[BEGIN]

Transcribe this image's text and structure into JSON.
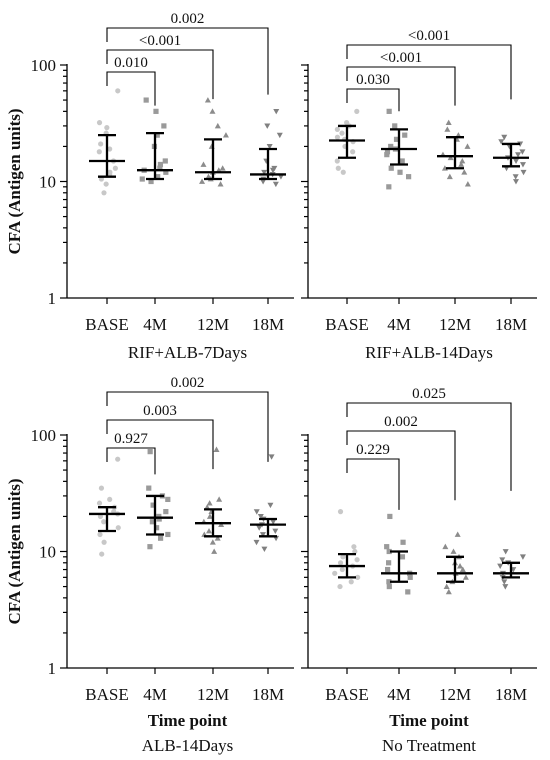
{
  "colors": {
    "BASE": "#c8c8c8",
    "4M": "#9a9a9a",
    "12M": "#8c8c8c",
    "18M": "#808080",
    "stat": "#000000"
  },
  "markers": {
    "BASE": "circle",
    "4M": "square",
    "12M": "triangle-up",
    "18M": "triangle-down"
  },
  "chart_data": [
    {
      "type": "scatter",
      "subtitle": "RIF+ALB-7Days",
      "ylabel": "CFA (Antigen units)",
      "xlabel": "",
      "yscale": "log",
      "ylim": [
        1,
        100
      ],
      "yticks": [
        "1",
        "10",
        "100"
      ],
      "categories": [
        "BASE",
        "4M",
        "12M",
        "18M"
      ],
      "summary": [
        {
          "median": 15,
          "q1": 11,
          "q3": 25
        },
        {
          "median": 12.5,
          "q1": 10.5,
          "q3": 26
        },
        {
          "median": 12,
          "q1": 10.5,
          "q3": 23
        },
        {
          "median": 11.5,
          "q1": 10.5,
          "q3": 19
        }
      ],
      "points": [
        [
          8,
          9.5,
          10.5,
          11.5,
          12,
          13,
          15,
          18,
          19,
          21,
          26,
          29,
          32,
          60
        ],
        [
          10,
          10.5,
          11,
          12,
          12.5,
          13,
          14,
          15,
          20,
          25,
          30,
          40,
          50
        ],
        [
          9.5,
          10,
          10.5,
          11,
          12,
          12.5,
          13,
          14,
          20,
          25,
          30,
          40,
          50
        ],
        [
          9.5,
          10,
          10.5,
          11,
          11.5,
          12,
          12.5,
          13,
          15,
          20,
          25,
          30,
          40
        ]
      ],
      "comparisons": [
        {
          "from": "BASE",
          "to": "4M",
          "label": "0.010"
        },
        {
          "from": "BASE",
          "to": "12M",
          "label": "<0.001"
        },
        {
          "from": "BASE",
          "to": "18M",
          "label": "0.002"
        }
      ]
    },
    {
      "type": "scatter",
      "subtitle": "RIF+ALB-14Days",
      "ylabel": "",
      "xlabel": "",
      "yscale": "log",
      "ylim": [
        1,
        100
      ],
      "categories": [
        "BASE",
        "4M",
        "12M",
        "18M"
      ],
      "summary": [
        {
          "median": 22.5,
          "q1": 16,
          "q3": 30
        },
        {
          "median": 19,
          "q1": 14,
          "q3": 28
        },
        {
          "median": 16.5,
          "q1": 13,
          "q3": 24
        },
        {
          "median": 16,
          "q1": 13.5,
          "q3": 21
        }
      ],
      "points": [
        [
          12,
          13,
          15,
          18,
          20,
          22,
          23,
          24,
          26,
          28,
          30,
          32,
          40
        ],
        [
          9,
          11,
          12,
          13,
          15,
          17,
          18,
          19,
          20,
          23,
          25,
          30,
          40
        ],
        [
          9.5,
          11,
          12,
          13,
          14,
          15,
          16,
          17,
          20,
          23,
          25,
          28,
          32
        ],
        [
          10,
          11,
          12,
          13,
          14,
          15,
          16,
          17,
          18,
          20,
          21,
          22,
          24
        ]
      ],
      "comparisons": [
        {
          "from": "BASE",
          "to": "4M",
          "label": "0.030"
        },
        {
          "from": "BASE",
          "to": "12M",
          "label": "<0.001"
        },
        {
          "from": "BASE",
          "to": "18M",
          "label": "<0.001"
        }
      ]
    },
    {
      "type": "scatter",
      "subtitle": "ALB-14Days",
      "ylabel": "CFA (Antigen units)",
      "xlabel": "Time point",
      "yscale": "log",
      "ylim": [
        1,
        100
      ],
      "yticks": [
        "1",
        "10",
        "100"
      ],
      "categories": [
        "BASE",
        "4M",
        "12M",
        "18M"
      ],
      "summary": [
        {
          "median": 21,
          "q1": 15,
          "q3": 24
        },
        {
          "median": 19.5,
          "q1": 14,
          "q3": 30
        },
        {
          "median": 17.5,
          "q1": 13.5,
          "q3": 23
        },
        {
          "median": 17,
          "q1": 13.5,
          "q3": 19
        }
      ],
      "points": [
        [
          9.5,
          12,
          14,
          16,
          18,
          20,
          21,
          22,
          24,
          26,
          28,
          35,
          62
        ],
        [
          11,
          13,
          14,
          16,
          18,
          19,
          20,
          22,
          25,
          28,
          30,
          35,
          72
        ],
        [
          10,
          12,
          13,
          14,
          15,
          17,
          18,
          20,
          22,
          24,
          26,
          28,
          75
        ],
        [
          10.5,
          12,
          13,
          14,
          15,
          16,
          17,
          18,
          19,
          20,
          22,
          25,
          65
        ]
      ],
      "comparisons": [
        {
          "from": "BASE",
          "to": "4M",
          "label": "0.927"
        },
        {
          "from": "BASE",
          "to": "12M",
          "label": "0.003"
        },
        {
          "from": "BASE",
          "to": "18M",
          "label": "0.002"
        }
      ]
    },
    {
      "type": "scatter",
      "subtitle": "No Treatment",
      "ylabel": "",
      "xlabel": "Time point",
      "yscale": "log",
      "ylim": [
        1,
        100
      ],
      "categories": [
        "BASE",
        "4M",
        "12M",
        "18M"
      ],
      "summary": [
        {
          "median": 7.5,
          "q1": 6,
          "q3": 9.5
        },
        {
          "median": 6.5,
          "q1": 5.5,
          "q3": 10
        },
        {
          "median": 6.5,
          "q1": 5.5,
          "q3": 9
        },
        {
          "median": 6.5,
          "q1": 6,
          "q3": 8
        }
      ],
      "points": [
        [
          5,
          5.5,
          6,
          6.5,
          7,
          7.5,
          8,
          8.5,
          9,
          10,
          11,
          22
        ],
        [
          4.5,
          5,
          5.5,
          6,
          6.5,
          7,
          8,
          9,
          10,
          11,
          12,
          20
        ],
        [
          4.5,
          5,
          5.5,
          6,
          6.5,
          7,
          7.5,
          8,
          9,
          10,
          11,
          14
        ],
        [
          5,
          5.5,
          6,
          6.5,
          7,
          7.5,
          8,
          8.5,
          9,
          10
        ]
      ],
      "comparisons": [
        {
          "from": "BASE",
          "to": "4M",
          "label": "0.229"
        },
        {
          "from": "BASE",
          "to": "12M",
          "label": "0.002"
        },
        {
          "from": "BASE",
          "to": "18M",
          "label": "0.025"
        }
      ]
    }
  ]
}
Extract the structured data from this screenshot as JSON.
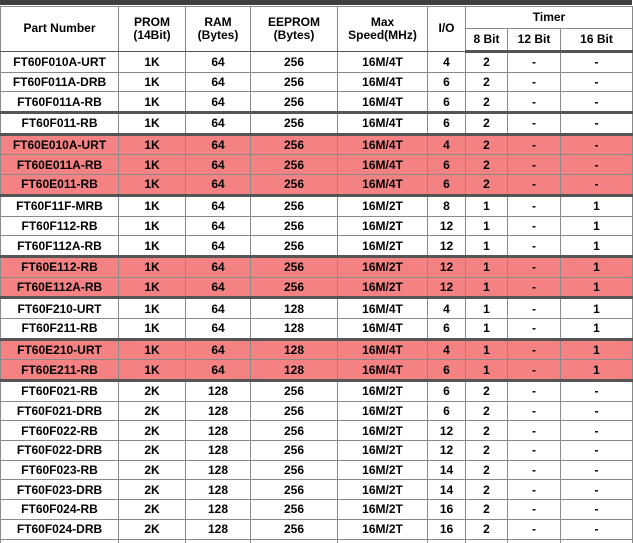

[END]

AIM OF THE TASK:
From the records given above, reproduce all text exactly and exclude each picture.

EXERCISE SOLUTION:
Transcribe this image's text and structure into JSON.
{
  "colors": {
    "BASE": "#c8c8c8",
    "4M": "#9a9a9a",
    "12M": "#8c8c8c",
    "18M": "#808080",
    "stat": "#000000"
  },
  "markers": {
    "BASE": "circle",
    "4M": "square",
    "12M": "triangle-up",
    "18M": "triangle-down"
  },
  "chart_data": [
    {
      "type": "scatter",
      "subtitle": "RIF+ALB-7Days",
      "ylabel": "CFA (Antigen units)",
      "xlabel": "",
      "yscale": "log",
      "ylim": [
        1,
        100
      ],
      "yticks": [
        "1",
        "10",
        "100"
      ],
      "categories": [
        "BASE",
        "4M",
        "12M",
        "18M"
      ],
      "summary": [
        {
          "median": 15,
          "q1": 11,
          "q3": 25
        },
        {
          "median": 12.5,
          "q1": 10.5,
          "q3": 26
        },
        {
          "median": 12,
          "q1": 10.5,
          "q3": 23
        },
        {
          "median": 11.5,
          "q1": 10.5,
          "q3": 19
        }
      ],
      "points": [
        [
          8,
          9.5,
          10.5,
          11.5,
          12,
          13,
          15,
          18,
          19,
          21,
          26,
          29,
          32,
          60
        ],
        [
          10,
          10.5,
          11,
          12,
          12.5,
          13,
          14,
          15,
          20,
          25,
          30,
          40,
          50
        ],
        [
          9.5,
          10,
          10.5,
          11,
          12,
          12.5,
          13,
          14,
          20,
          25,
          30,
          40,
          50
        ],
        [
          9.5,
          10,
          10.5,
          11,
          11.5,
          12,
          12.5,
          13,
          15,
          20,
          25,
          30,
          40
        ]
      ],
      "comparisons": [
        {
          "from": "BASE",
          "to": "4M",
          "label": "0.010"
        },
        {
          "from": "BASE",
          "to": "12M",
          "label": "<0.001"
        },
        {
          "from": "BASE",
          "to": "18M",
          "label": "0.002"
        }
      ]
    },
    {
      "type": "scatter",
      "subtitle": "RIF+ALB-14Days",
      "ylabel": "",
      "xlabel": "",
      "yscale": "log",
      "ylim": [
        1,
        100
      ],
      "categories": [
        "BASE",
        "4M",
        "12M",
        "18M"
      ],
      "summary": [
        {
          "median": 22.5,
          "q1": 16,
          "q3": 30
        },
        {
          "median": 19,
          "q1": 14,
          "q3": 28
        },
        {
          "median": 16.5,
          "q1": 13,
          "q3": 24
        },
        {
          "median": 16,
          "q1": 13.5,
          "q3": 21
        }
      ],
      "points": [
        [
          12,
          13,
          15,
          18,
          20,
          22,
          23,
          24,
          26,
          28,
          30,
          32,
          40
        ],
        [
          9,
          11,
          12,
          13,
          15,
          17,
          18,
          19,
          20,
          23,
          25,
          30,
          40
        ],
        [
          9.5,
          11,
          12,
          13,
          14,
          15,
          16,
          17,
          20,
          23,
          25,
          28,
          32
        ],
        [
          10,
          11,
          12,
          13,
          14,
          15,
          16,
          17,
          18,
          20,
          21,
          22,
          24
        ]
      ],
      "comparisons": [
        {
          "from": "BASE",
          "to": "4M",
          "label": "0.030"
        },
        {
          "from": "BASE",
          "to": "12M",
          "label": "<0.001"
        },
        {
          "from": "BASE",
          "to": "18M",
          "label": "<0.001"
        }
      ]
    },
    {
      "type": "scatter",
      "subtitle": "ALB-14Days",
      "ylabel": "CFA (Antigen units)",
      "xlabel": "Time point",
      "yscale": "log",
      "ylim": [
        1,
        100
      ],
      "yticks": [
        "1",
        "10",
        "100"
      ],
      "categories": [
        "BASE",
        "4M",
        "12M",
        "18M"
      ],
      "summary": [
        {
          "median": 21,
          "q1": 15,
          "q3": 24
        },
        {
          "median": 19.5,
          "q1": 14,
          "q3": 30
        },
        {
          "median": 17.5,
          "q1": 13.5,
          "q3": 23
        },
        {
          "median": 17,
          "q1": 13.5,
          "q3": 19
        }
      ],
      "points": [
        [
          9.5,
          12,
          14,
          16,
          18,
          20,
          21,
          22,
          24,
          26,
          28,
          35,
          62
        ],
        [
          11,
          13,
          14,
          16,
          18,
          19,
          20,
          22,
          25,
          28,
          30,
          35,
          72
        ],
        [
          10,
          12,
          13,
          14,
          15,
          17,
          18,
          20,
          22,
          24,
          26,
          28,
          75
        ],
        [
          10.5,
          12,
          13,
          14,
          15,
          16,
          17,
          18,
          19,
          20,
          22,
          25,
          65
        ]
      ],
      "comparisons": [
        {
          "from": "BASE",
          "to": "4M",
          "label": "0.927"
        },
        {
          "from": "BASE",
          "to": "12M",
          "label": "0.003"
        },
        {
          "from": "BASE",
          "to": "18M",
          "label": "0.002"
        }
      ]
    },
    {
      "type": "scatter",
      "subtitle": "No Treatment",
      "ylabel": "",
      "xlabel": "Time point",
      "yscale": "log",
      "ylim": [
        1,
        100
      ],
      "categories": [
        "BASE",
        "4M",
        "12M",
        "18M"
      ],
      "summary": [
        {
          "median": 7.5,
          "q1": 6,
          "q3": 9.5
        },
        {
          "median": 6.5,
          "q1": 5.5,
          "q3": 10
        },
        {
          "median": 6.5,
          "q1": 5.5,
          "q3": 9
        },
        {
          "median": 6.5,
          "q1": 6,
          "q3": 8
        }
      ],
      "points": [
        [
          5,
          5.5,
          6,
          6.5,
          7,
          7.5,
          8,
          8.5,
          9,
          10,
          11,
          22
        ],
        [
          4.5,
          5,
          5.5,
          6,
          6.5,
          7,
          8,
          9,
          10,
          11,
          12,
          20
        ],
        [
          4.5,
          5,
          5.5,
          6,
          6.5,
          7,
          7.5,
          8,
          9,
          10,
          11,
          14
        ],
        [
          5,
          5.5,
          6,
          6.5,
          7,
          7.5,
          8,
          8.5,
          9,
          10
        ]
      ],
      "comparisons": [
        {
          "from": "BASE",
          "to": "4M",
          "label": "0.229"
        },
        {
          "from": "BASE",
          "to": "12M",
          "label": "0.002"
        },
        {
          "from": "BASE",
          "to": "18M",
          "label": "0.025"
        }
      ]
    }
  ]
}
Extract the structured data from this screenshot as JSON.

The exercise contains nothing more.